[START Records shown]

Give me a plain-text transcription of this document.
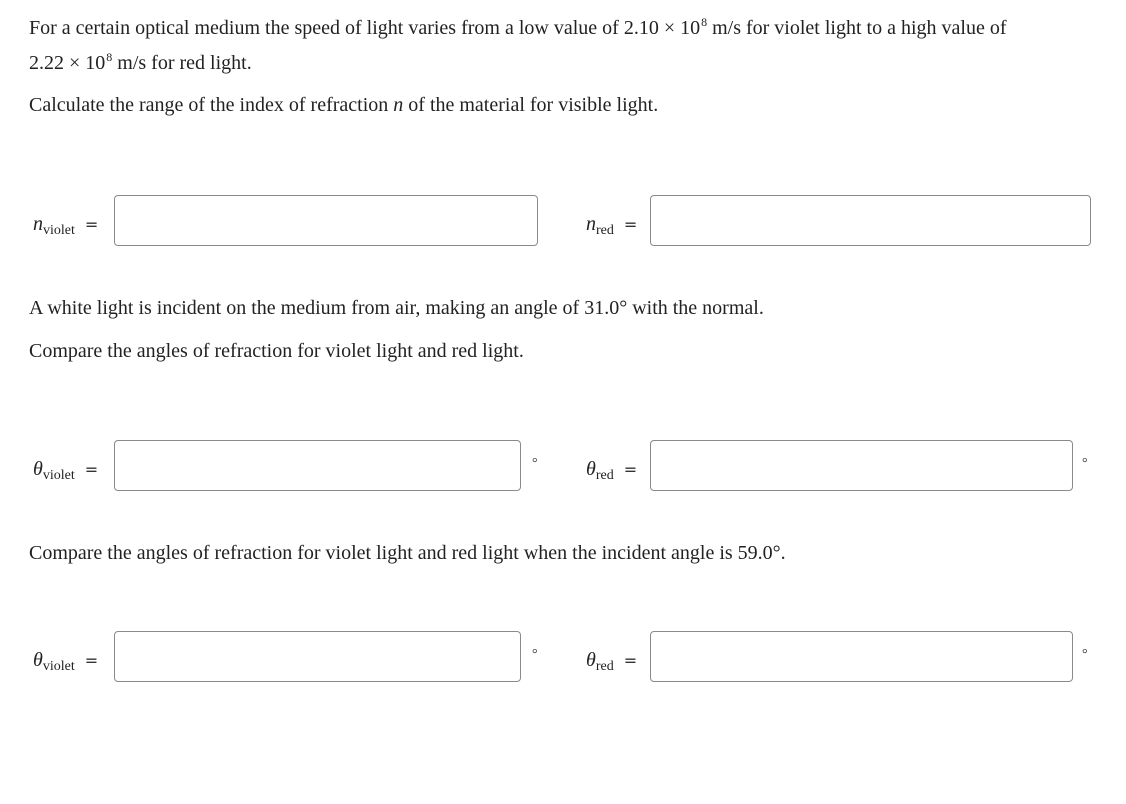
For a certain optical medium the speed of light varies from a low value of $2.10 \times 10^8$ m/s for violet light to a high value of
$2.22 \times 10^8$ m/s for red light.
Calculate the range of the index of refraction n of the material for visible light.
$n_{violet}$ =	$n_{red}$ =
A white light is incident on the medium from air, making an angle of 31.0° with the normal.
Compare the angles of refraction for violet light and red light.
$\theta_{violet}$ =	° $\theta_{red}$ =	°
Compare the angles of refraction for violet light and red light when the incident angle is 59.0°.
$\theta_{violet}$ =	° $\theta_{red}$ =	°
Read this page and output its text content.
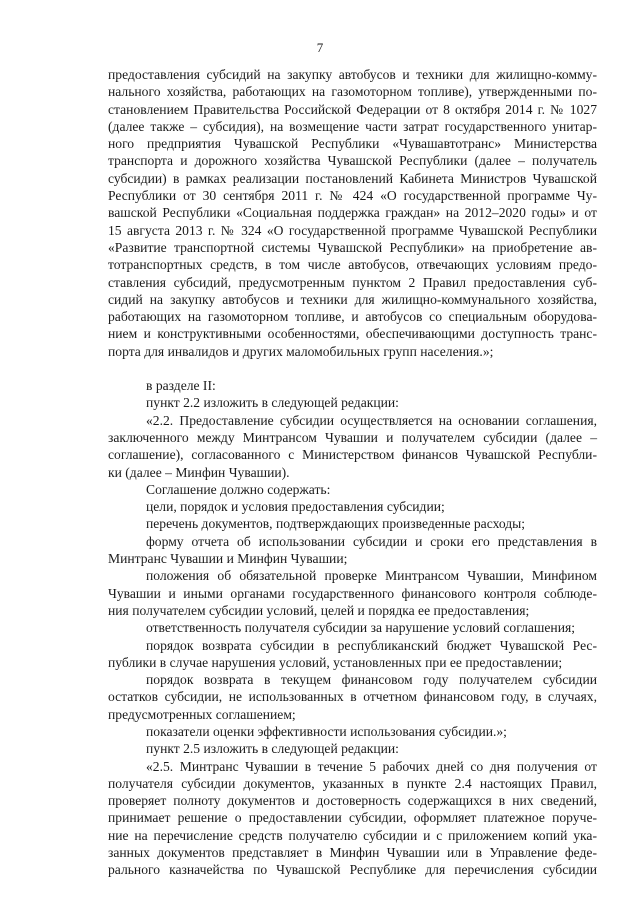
7
предоставления субсидий на закупку автобусов и техники для жилищно-комму-
нального хозяйства, работающих на газомоторном топливе), утвержденными по-
становлением Правительства Российской Федерации от 8 октября 2014 г. № 1027
(далее также – субсидия), на возмещение части затрат государственного унитар-
ного предприятия Чувашской Республики «Чувашавтотранс» Министерства
транспорта и дорожного хозяйства Чувашской Республики (далее – получатель
субсидии) в рамках реализации постановлений Кабинета Министров Чувашской
Республики от 30 сентября 2011 г. № 424 «О государственной программе Чу-
вашской Республики «Социальная поддержка граждан» на 2012–2020 годы» и от
15 августа 2013 г. № 324 «О государственной программе Чувашской Республики
«Развитие транспортной системы Чувашской Республики» на приобретение ав-
тотранспортных средств, в том числе автобусов, отвечающих условиям предо-
ставления субсидий, предусмотренным пунктом 2 Правил предоставления суб-
сидий на закупку автобусов и техники для жилищно-коммунального хозяйства,
работающих на газомоторном топливе, и автобусов со специальным оборудова-
нием и конструктивными особенностями, обеспечивающими доступность транс-
порта для инвалидов и других маломобильных групп населения.»;
в разделе II:
пункт 2.2 изложить в следующей редакции:
«2.2. Предоставление субсидии осуществляется на основании соглашения,
заключенного между Минтрансом Чувашии и получателем субсидии (далее –
соглашение), согласованного с Министерством финансов Чувашской Республи-
ки (далее – Минфин Чувашии).
Соглашение должно содержать:
цели, порядок и условия предоставления субсидии;
перечень документов, подтверждающих произведенные расходы;
форму отчета об использовании субсидии и сроки его представления в
Минтранс Чувашии и Минфин Чувашии;
положения об обязательной проверке Минтрансом Чувашии, Минфином
Чувашии и иными органами государственного финансового контроля соблюде-
ния получателем субсидии условий, целей и порядка ее предоставления;
ответственность получателя субсидии за нарушение условий соглашения;
порядок возврата субсидии в республиканский бюджет Чувашской Рес-
публики в случае нарушения условий, установленных при ее предоставлении;
порядок возврата в текущем финансовом году получателем субсидии
остатков субсидии, не использованных в отчетном финансовом году, в случаях,
предусмотренных соглашением;
показатели оценки эффективности использования субсидии.»;
пункт 2.5 изложить в следующей редакции:
«2.5. Минтранс Чувашии в течение 5 рабочих дней со дня получения от
получателя субсидии документов, указанных в пункте 2.4 настоящих Правил,
проверяет полноту документов и достоверность содержащихся в них сведений,
принимает решение о предоставлении субсидии, оформляет платежное поруче-
ние на перечисление средств получателю субсидии и с приложением копий ука-
занных документов представляет в Минфин Чувашии или в Управление феде-
рального казначейства по Чувашской Республике для перечисления субсидии
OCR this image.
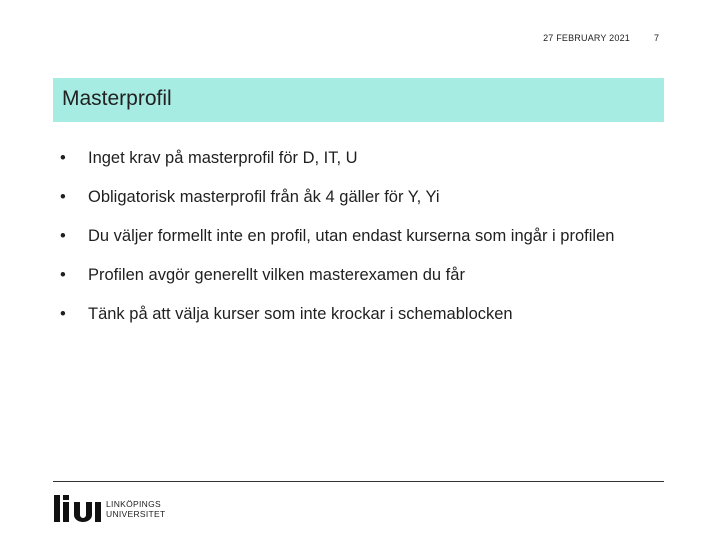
27 FEBRUARY 2021	7
Masterprofil
• Inget krav på masterprofil för D, IT, U
• Obligatorisk masterprofil från åk 4 gäller för Y, Yi
• Du väljer formellt inte en profil, utan endast kurserna som ingår i profilen
• Profilen avgör generellt vilken masterexamen du får
• Tänk på att välja kurser som inte krockar i schemablocken
LINKÖPINGS
UNIVERSITET
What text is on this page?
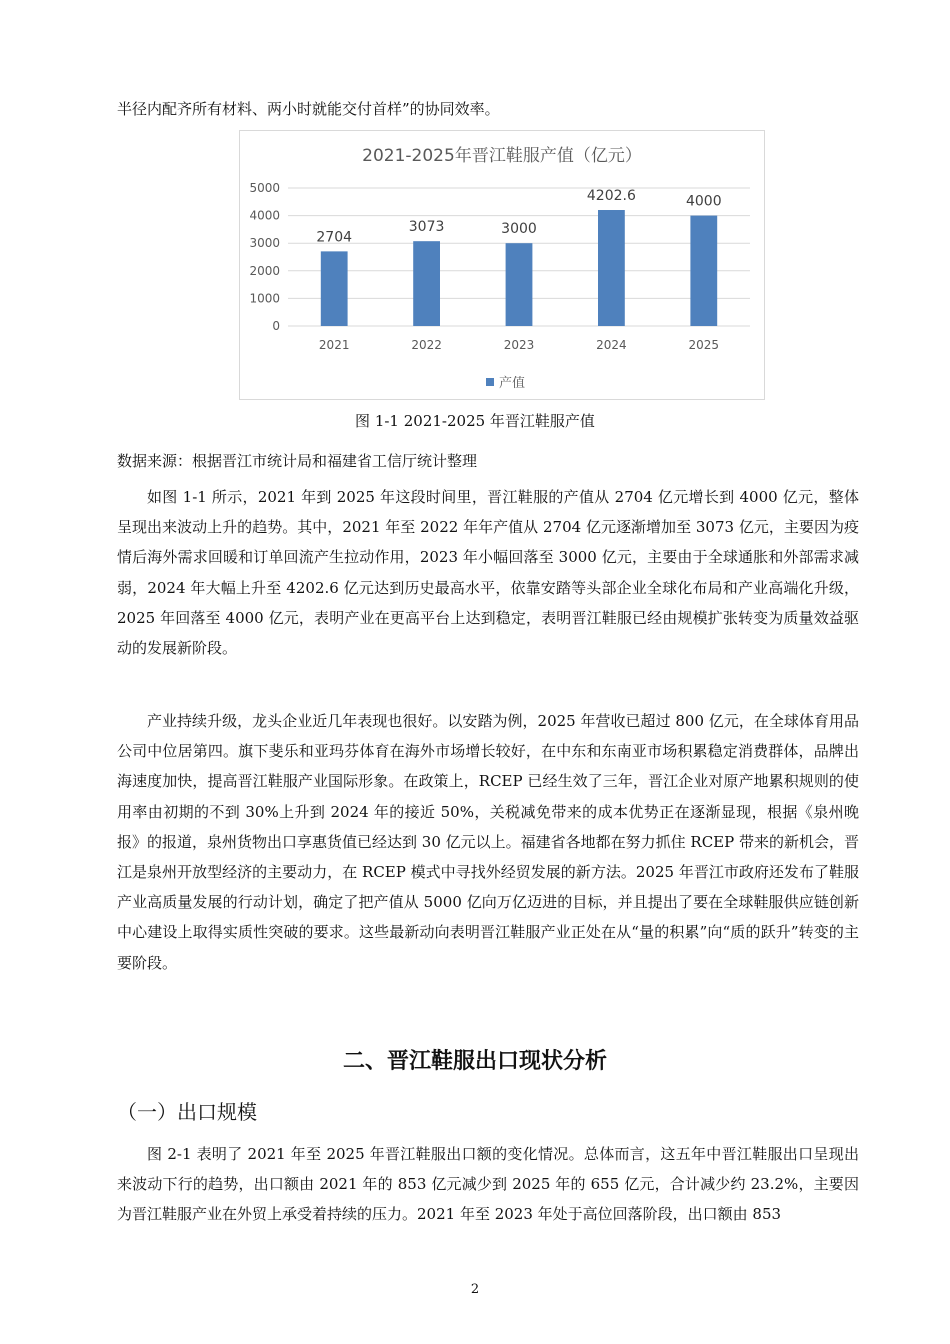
半径内配齐所有材料、两小时就能交付首样”的协同效率。

2021-2025年晋江鞋服产值（亿元）
2704
3073	3000
4202.6	4000
0
1000
2000
3000
4000
5000
2021	2022	2023	2024	2025
产值

图 1-1 2021-2025 年晋江鞋服产值

数据来源：根据晋江市统计局和福建省工信厅统计整理

如图 1-1 所示，2021 年到 2025 年这段时间里，晋江鞋服的产值从 2704 亿元增长到 4000 亿元，整体呈现出来波动上升的趋势。其中，2021 年至 2022 年年产值从 2704 亿元逐渐增加至 3073 亿元，主要因为疫情后海外需求回暖和订单回流产生拉动作用，2023 年小幅回落至 3000 亿元，主要由于全球通胀和外部需求减弱，2024 年大幅上升至 4202.6 亿元达到历史最高水平，依靠安踏等头部企业全球化布局和产业高端化升级，2025 年回落至 4000 亿元，表明产业在更高平台上达到稳定，表明晋江鞋服已经由规模扩张转变为质量效益驱动的发展新阶段。

产业持续升级，龙头企业近几年表现也很好。以安踏为例，2025 年营收已超过 800 亿元，在全球体育用品公司中位居第四。旗下斐乐和亚玛芬体育在海外市场增长较好，在中东和东南亚市场积累稳定消费群体，品牌出海速度加快，提高晋江鞋服产业国际形象。在政策上，RCEP 已经生效了三年，晋江企业对原产地累积规则的使用率由初期的不到 30%上升到 2024 年的接近 50%，关税减免带来的成本优势正在逐渐显现，根据《泉州晚报》的报道，泉州货物出口享惠货值已经达到 30 亿元以上。福建省各地都在努力抓住 RCEP 带来的新机会，晋江是泉州开放型经济的主要动力，在 RCEP 模式中寻找外经贸发展的新方法。2025 年晋江市政府还发布了鞋服产业高质量发展的行动计划，确定了把产值从 5000 亿向万亿迈进的目标，并且提出了要在全球鞋服供应链创新中心建设上取得实质性突破的要求。这些最新动向表明晋江鞋服产业正处在从“量的积累”向“质的跃升”转变的主要阶段。

二、晋江鞋服出口现状分析

（一）出口规模

图 2-1 表明了 2021 年至 2025 年晋江鞋服出口额的变化情况。总体而言，这五年中晋江鞋服出口呈现出来波动下行的趋势，出口额由 2021 年的 853 亿元减少到 2025 年的 655 亿元，合计减少约 23.2%，主要因为晋江鞋服产业在外贸上承受着持续的压力。2021 年至 2023 年处于高位回落阶段，出口额由 853

2
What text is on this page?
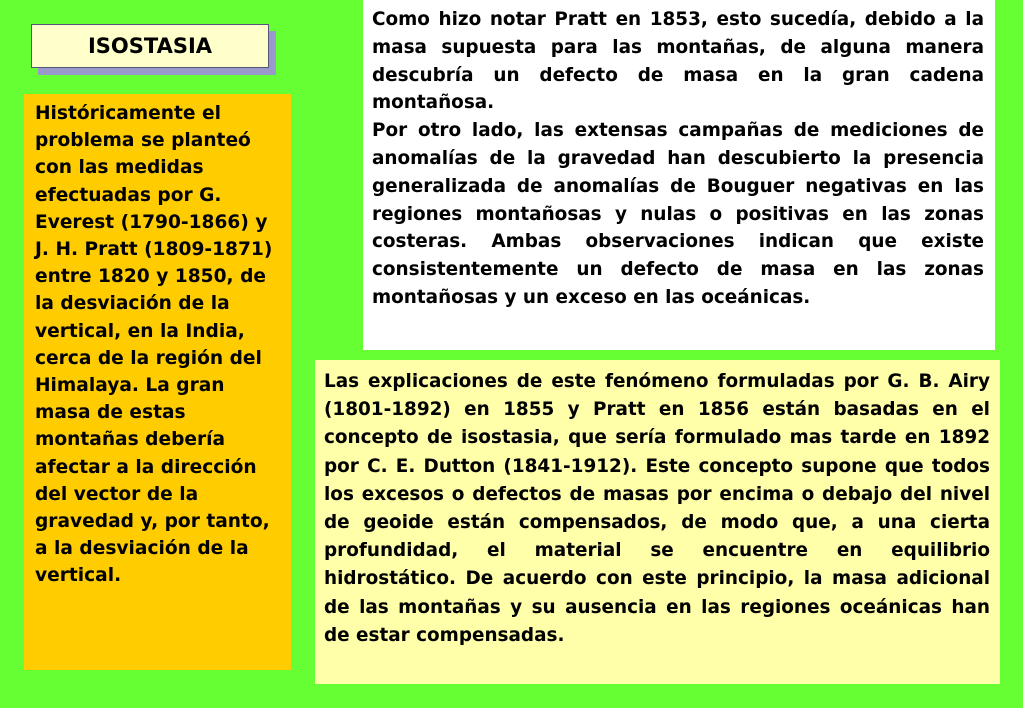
ISOSTASIA

Históricamente el problema se planteó con las medidas efectuadas por G. Everest (1790-1866) y J. H. Pratt (1809-1871) entre 1820 y 1850, de la desviación de la vertical, en la India, cerca de la región del Himalaya. La gran masa de estas montañas debería afectar a la dirección del vector de la gravedad y, por tanto, a la desviación de la vertical.

Como hizo notar Pratt en 1853, esto sucedía, debido a la masa supuesta para las montañas, de alguna manera descubría un defecto de masa en la gran cadena montañosa.

Por otro lado, las extensas campañas de mediciones de anomalías de la gravedad han descubierto la presencia generalizada de anomalías de Bouguer negativas en las regiones montañosas y nulas o positivas en las zonas costeras. Ambas observaciones indican que existe consistentemente un defecto de masa en las zonas montañosas y un exceso en las oceánicas.

Las explicaciones de este fenómeno formuladas por G. B. Airy (1801-1892) en 1855 y Pratt en 1856 están basadas en el concepto de isostasia, que sería formulado mas tarde en 1892 por C. E. Dutton (1841-1912). Este concepto supone que todos los excesos o defectos de masas por encima o debajo del nivel de geoide están compensados, de modo que, a una cierta profundidad, el material se encuentre en equilibrio hidrostático. De acuerdo con este principio, la masa adicional de las montañas y su ausencia en las regiones oceánicas han de estar compensadas.
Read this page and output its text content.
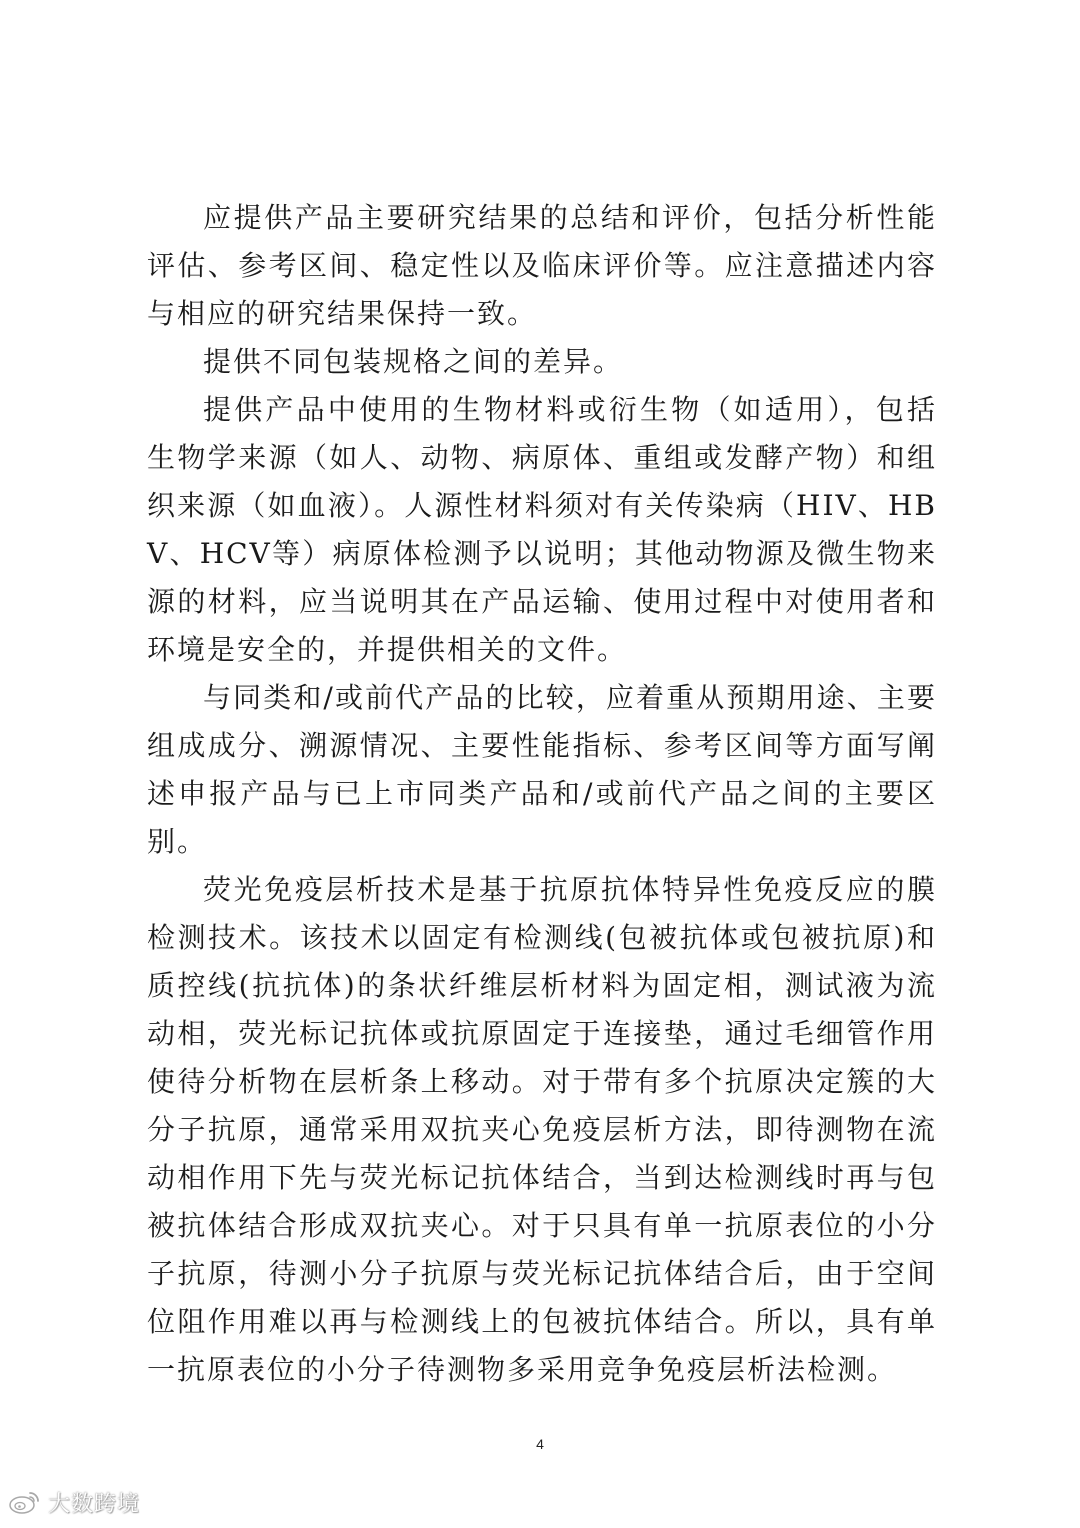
应提供产品主要研究结果的总结和评价，包括分析性能评估、参考区间、稳定性以及临床评价等。应注意描述内容与相应的研究结果保持一致。

提供不同包装规格之间的差异。

提供产品中使用的生物材料或衍生物（如适用），包括生物学来源（如人、动物、病原体、重组或发酵产物）和组织来源（如血液）。人源性材料须对有关传染病（HIV、HBV、HCV等）病原体检测予以说明；其他动物源及微生物来源的材料，应当说明其在产品运输、使用过程中对使用者和环境是安全的，并提供相关的文件。

与同类和/或前代产品的比较，应着重从预期用途、主要组成成分、溯源情况、主要性能指标、参考区间等方面写阐述申报产品与已上市同类产品和/或前代产品之间的主要区别。

荧光免疫层析技术是基于抗原抗体特异性免疫反应的膜检测技术。该技术以固定有检测线(包被抗体或包被抗原)和质控线(抗抗体)的条状纤维层析材料为固定相，测试液为流动相，荧光标记抗体或抗原固定于连接垫，通过毛细管作用使待分析物在层析条上移动。对于带有多个抗原决定簇的大分子抗原，通常采用双抗夹心免疫层析方法，即待测物在流动相作用下先与荧光标记抗体结合，当到达检测线时再与包被抗体结合形成双抗夹心。对于只具有单一抗原表位的小分子抗原，待测小分子抗原与荧光标记抗体结合后，由于空间位阻作用难以再与检测线上的包被抗体结合。所以，具有单一抗原表位的小分子待测物多采用竞争免疫层析法检测。

4
大数跨境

[END Records shown]

What to produce:
Filter the records for lines holding the string "from". Copy each one.

Solved exercise:
For a certain optical medium the speed of light varies from a low value of $2.10 \times 10^8$ m/s for violet light to a high value of
A white light is incident on the medium from air, making an angle of 31.0° with the normal.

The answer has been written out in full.